→ Problem details
Find each line holding "Total" and copy it out.

(Data tied to figure images)
┄┄┄┄┄┄┄┄┄┄┄┄┄┄┄┄┄┄┄┄

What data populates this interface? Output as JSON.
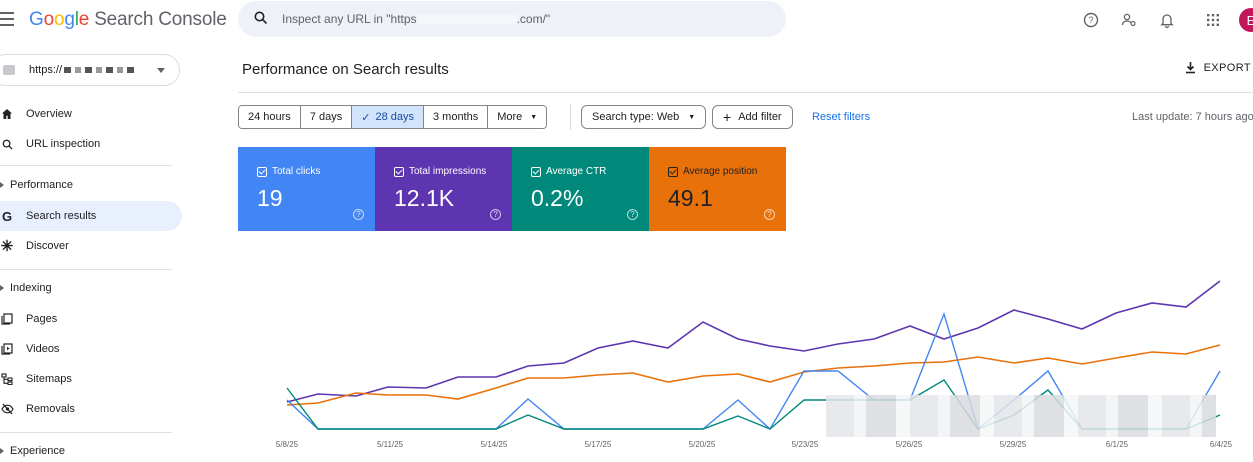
{
  "app": {
    "logo_g1": "G",
    "logo_g2": "o",
    "logo_g3": "o",
    "logo_g4": "g",
    "logo_g5": "l",
    "logo_g6": "e",
    "logo_rest": " Search Console"
  },
  "search": {
    "placeholder_start": "Inspect any URL in \"https",
    "placeholder_end": ".com/\""
  },
  "avatar_letter": "E",
  "property": {
    "label": "https://"
  },
  "sidebar": {
    "overview": "Overview",
    "url_inspection": "URL inspection",
    "performance": "Performance",
    "search_results": "Search results",
    "discover": "Discover",
    "indexing": "Indexing",
    "pages": "Pages",
    "videos": "Videos",
    "sitemaps": "Sitemaps",
    "removals": "Removals",
    "experience": "Experience"
  },
  "page_title": "Performance on Search results",
  "export_label": "EXPORT",
  "date_ranges": [
    "24 hours",
    "7 days",
    "28 days",
    "3 months",
    "More"
  ],
  "search_type": "Search type: Web",
  "add_filter": "Add filter",
  "reset_filters": "Reset filters",
  "last_update": "Last update: 7 hours ago",
  "metrics": {
    "clicks": {
      "label": "Total clicks",
      "value": "19",
      "color": "#4285f4"
    },
    "impressions": {
      "label": "Total impressions",
      "value": "12.1K",
      "color": "#5e35b1"
    },
    "ctr": {
      "label": "Average CTR",
      "value": "0.2%",
      "color": "#00897b"
    },
    "position": {
      "label": "Average position",
      "value": "49.1",
      "color": "#e8710a"
    }
  },
  "x_ticks": [
    "5/8/25",
    "5/11/25",
    "5/14/25",
    "5/17/25",
    "5/20/25",
    "5/23/25",
    "5/26/25",
    "5/29/25",
    "6/1/25",
    "6/4/25"
  ]
}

┄┄┄┄┄┄┄┄┄┄┄┄┄┄┄┄┄┄┄┄

→ Answer to the task
      "label": "Total clicks",
      "label": "Total impressions",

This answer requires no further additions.